■ **YOUR INSTRUCTIONS**: Make an exact copy of the entries, and keep any pictures out of it.

■ **LISTED RECORDS**:
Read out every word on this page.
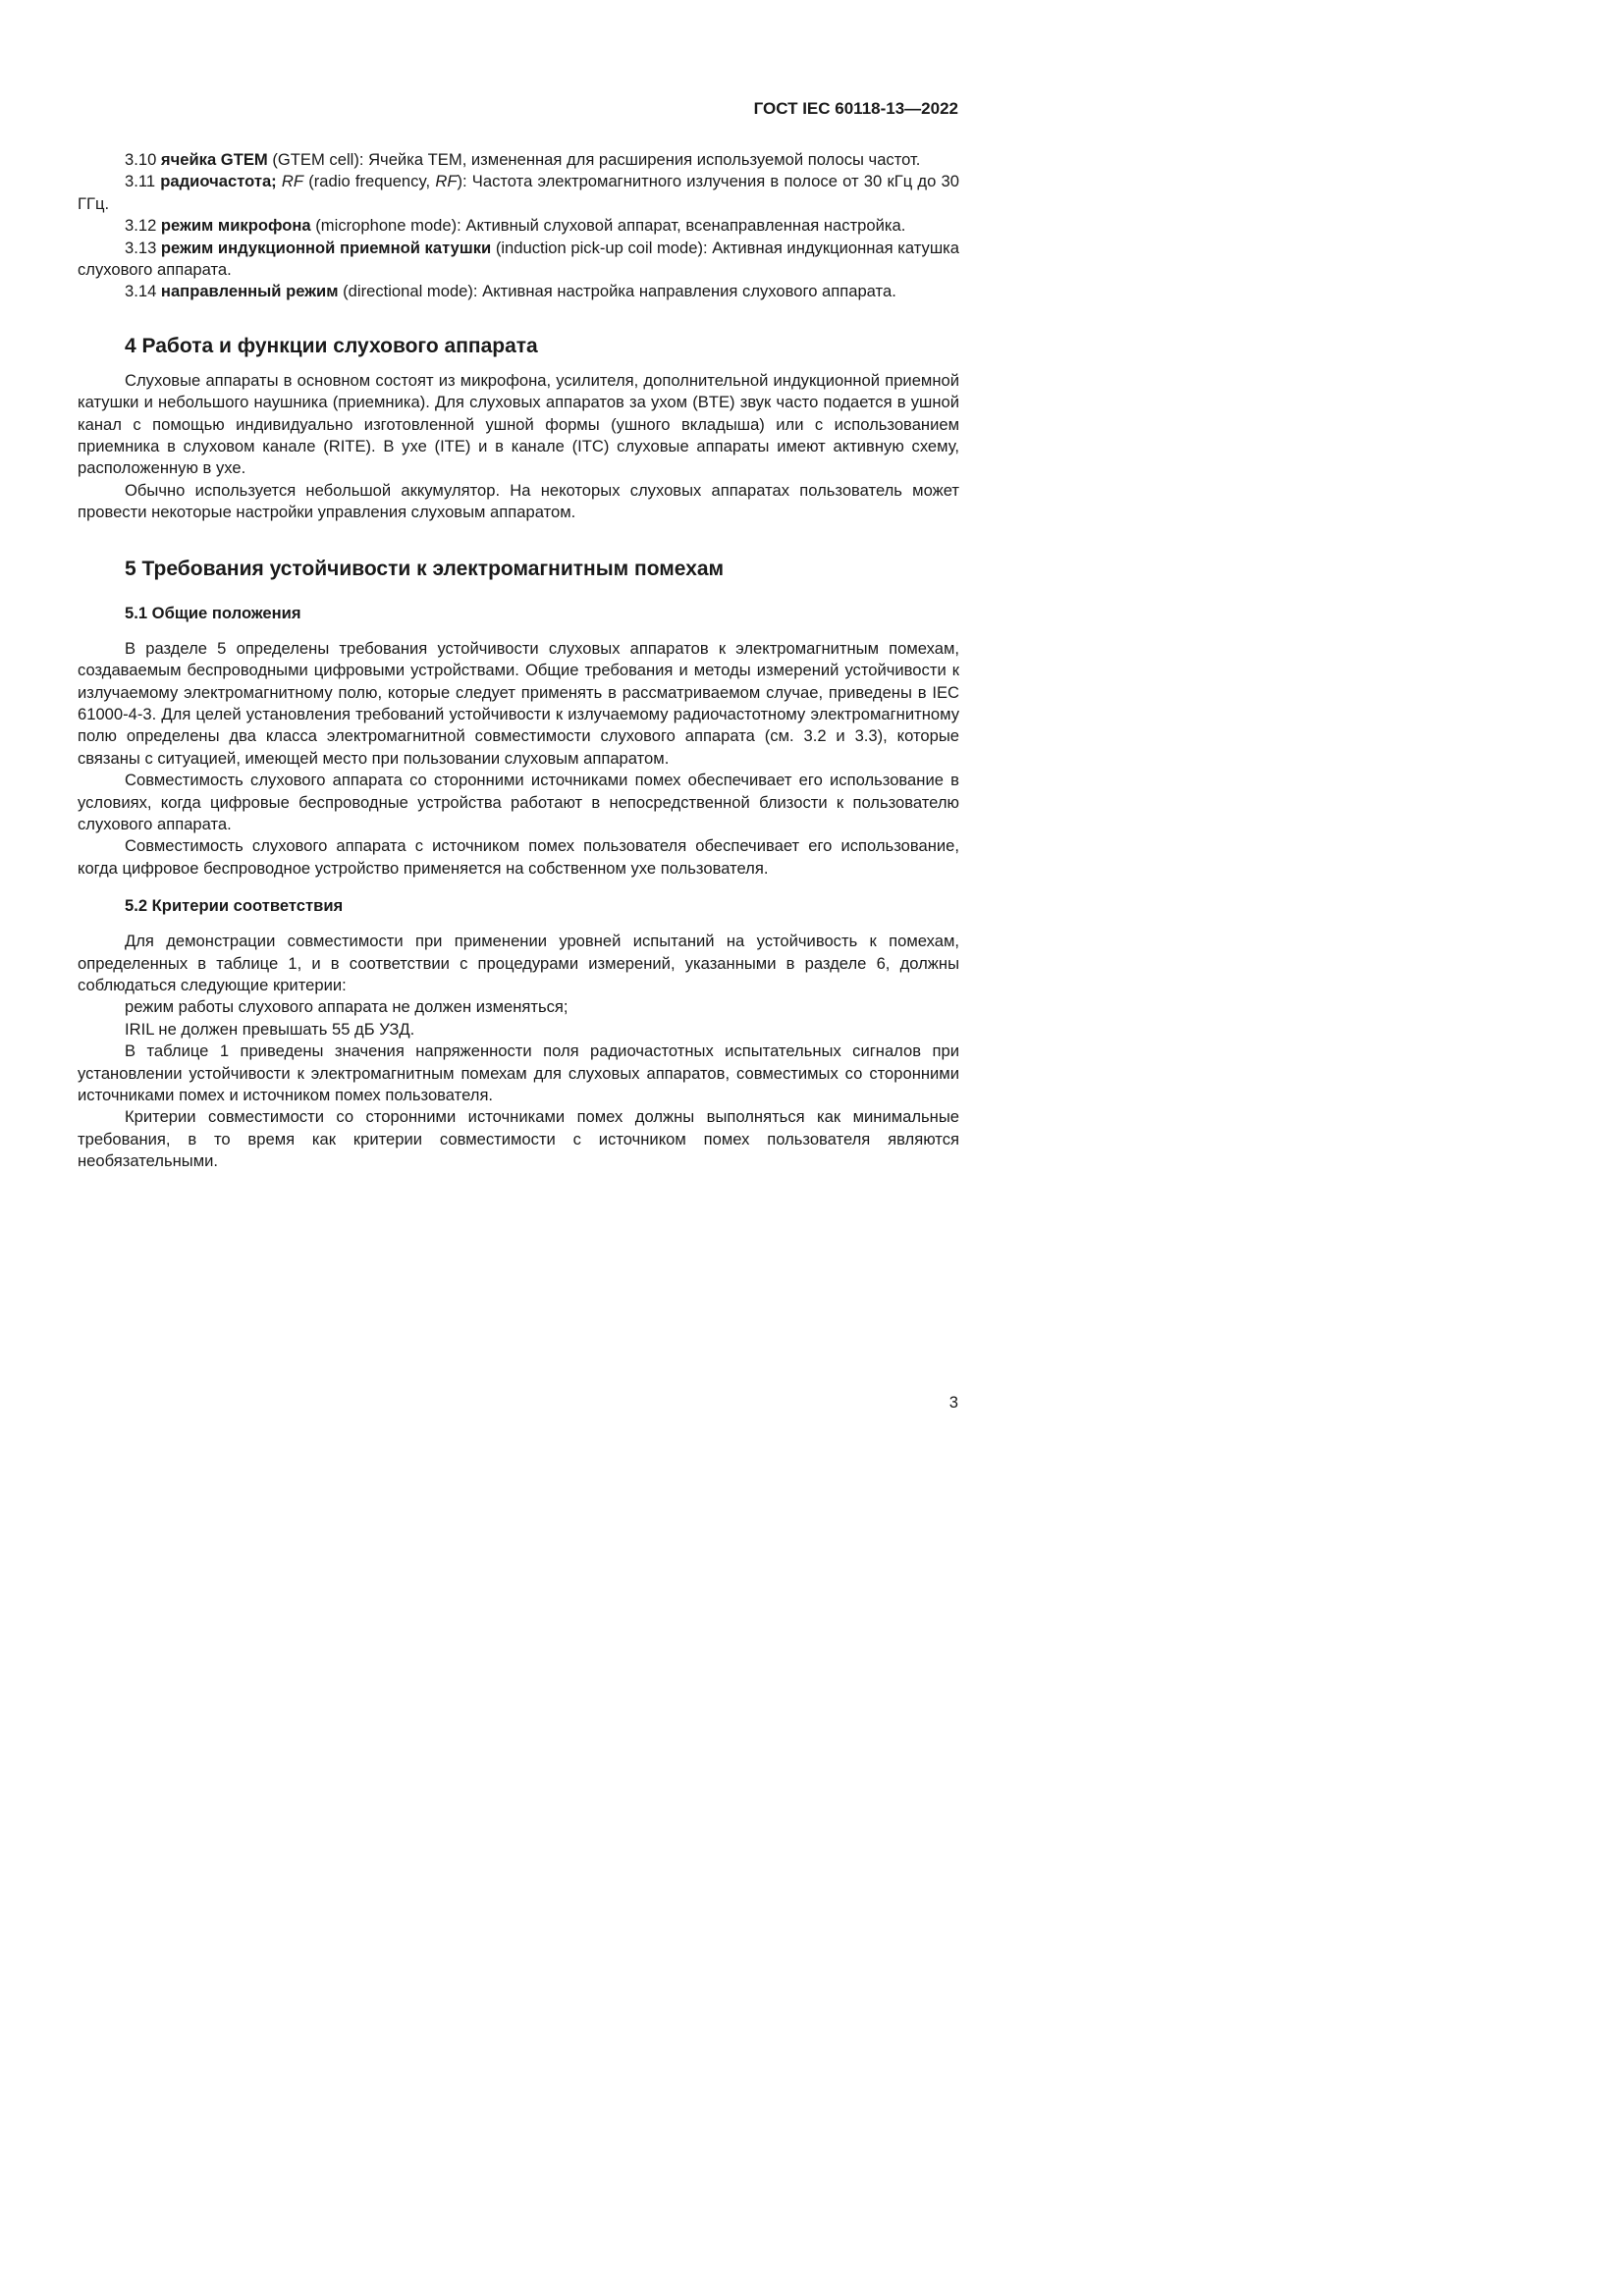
ГОСТ IEC 60118-13—2022

3.10 ячейка GTEM (GTEM cell): Ячейка TEM, измененная для расширения используемой полосы частот.

3.11 радиочастота; RF (radio frequency, RF): Частота электромагнитного излучения в полосе от 30 кГц до 30 ГГц.

3.12 режим микрофона (microphone mode): Активный слуховой аппарат, всенаправленная настройка.

3.13 режим индукционной приемной катушки (induction pick-up coil mode): Активная индукционная катушка слухового аппарата.

3.14 направленный режим (directional mode): Активная настройка направления слухового аппарата.

4 Работа и функции слухового аппарата

Слуховые аппараты в основном состоят из микрофона, усилителя, дополнительной индукционной приемной катушки и небольшого наушника (приемника). Для слуховых аппаратов за ухом (BTE) звук часто подается в ушной канал с помощью индивидуально изготовленной ушной формы (ушного вкладыша) или с использованием приемника в слуховом канале (RITE). В ухе (ITE) и в канале (ITC) слуховые аппараты имеют активную схему, расположенную в ухе.

Обычно используется небольшой аккумулятор. На некоторых слуховых аппаратах пользователь может провести некоторые настройки управления слуховым аппаратом.

5 Требования устойчивости к электромагнитным помехам
5.1 Общие положения

В разделе 5 определены требования устойчивости слуховых аппаратов к электромагнитным помехам, создаваемым беспроводными цифровыми устройствами. Общие требования и методы измерений устойчивости к излучаемому электромагнитному полю, которые следует применять в рассматриваемом случае, приведены в IEC 61000-4-3. Для целей установления требований устойчивости к излучаемому радиочастотному электромагнитному полю определены два класса электромагнитной совместимости слухового аппарата (см. 3.2 и 3.3), которые связаны с ситуацией, имеющей место при пользовании слуховым аппаратом.

Совместимость слухового аппарата со сторонними источниками помех обеспечивает его использование в условиях, когда цифровые беспроводные устройства работают в непосредственной близости к пользователю слухового аппарата.

Совместимость слухового аппарата с источником помех пользователя обеспечивает его использование, когда цифровое беспроводное устройство применяется на собственном ухе пользователя.

5.2 Критерии соответствия

Для демонстрации совместимости при применении уровней испытаний на устойчивость к помехам, определенных в таблице 1, и в соответствии с процедурами измерений, указанными в разделе 6, должны соблюдаться следующие критерии:

режим работы слухового аппарата не должен изменяться;

IRIL не должен превышать 55 дБ УЗД.

В таблице 1 приведены значения напряженности поля радиочастотных испытательных сигналов при установлении устойчивости к электромагнитным помехам для слуховых аппаратов, совместимых со сторонними источниками помех и источником помех пользователя.

Критерии совместимости со сторонними источниками помех должны выполняться как минимальные требования, в то время как критерии совместимости с источником помех пользователя являются необязательными.

3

■ **EXERCISE OUTPUT**:
Read out every word on this page.
ГОСТ IEC 60118-13—2022

3.10 ячейка GTEM (GTEM cell): Ячейка TEM, измененная для расширения используемой полосы частот.

3.11 радиочастота; RF (radio frequency, RF): Частота электромагнитного излучения в полосе от 30 кГц до 30 ГГц.

3.12 режим микрофона (microphone mode): Активный слуховой аппарат, всенаправленная настройка.

3.13 режим индукционной приемной катушки (induction pick-up coil mode): Активная индукционная катушка слухового аппарата.

3.14 направленный режим (directional mode): Активная настройка направления слухового аппарата.

4 Работа и функции слухового аппарата

Слуховые аппараты в основном состоят из микрофона, усилителя, дополнительной индукционной приемной катушки и небольшого наушника (приемника). Для слуховых аппаратов за ухом (BTE) звук часто подается в ушной канал с помощью индивидуально изготовленной ушной формы (ушного вкладыша) или с использованием приемника в слуховом канале (RITE). В ухе (ITE) и в канале (ITC) слуховые аппараты имеют активную схему, расположенную в ухе.

Обычно используется небольшой аккумулятор. На некоторых слуховых аппаратах пользователь может провести некоторые настройки управления слуховым аппаратом.

5 Требования устойчивости к электромагнитным помехам
5.1 Общие положения

В разделе 5 определены требования устойчивости слуховых аппаратов к электромагнитным помехам, создаваемым беспроводными цифровыми устройствами. Общие требования и методы измерений устойчивости к излучаемому электромагнитному полю, которые следует применять в рассматриваемом случае, приведены в IEC 61000-4-3. Для целей установления требований устойчивости к излучаемому радиочастотному электромагнитному полю определены два класса электромагнитной совместимости слухового аппарата (см. 3.2 и 3.3), которые связаны с ситуацией, имеющей место при пользовании слуховым аппаратом.

Совместимость слухового аппарата со сторонними источниками помех обеспечивает его использование в условиях, когда цифровые беспроводные устройства работают в непосредственной близости к пользователю слухового аппарата.

Совместимость слухового аппарата с источником помех пользователя обеспечивает его использование, когда цифровое беспроводное устройство применяется на собственном ухе пользователя.

5.2 Критерии соответствия

Для демонстрации совместимости при применении уровней испытаний на устойчивость к помехам, определенных в таблице 1, и в соответствии с процедурами измерений, указанными в разделе 6, должны соблюдаться следующие критерии:

режим работы слухового аппарата не должен изменяться;

IRIL не должен превышать 55 дБ УЗД.

В таблице 1 приведены значения напряженности поля радиочастотных испытательных сигналов при установлении устойчивости к электромагнитным помехам для слуховых аппаратов, совместимых со сторонними источниками помех и источником помех пользователя.

Критерии совместимости со сторонними источниками помех должны выполняться как минимальные требования, в то время как критерии совместимости с источником помех пользователя являются необязательными.

3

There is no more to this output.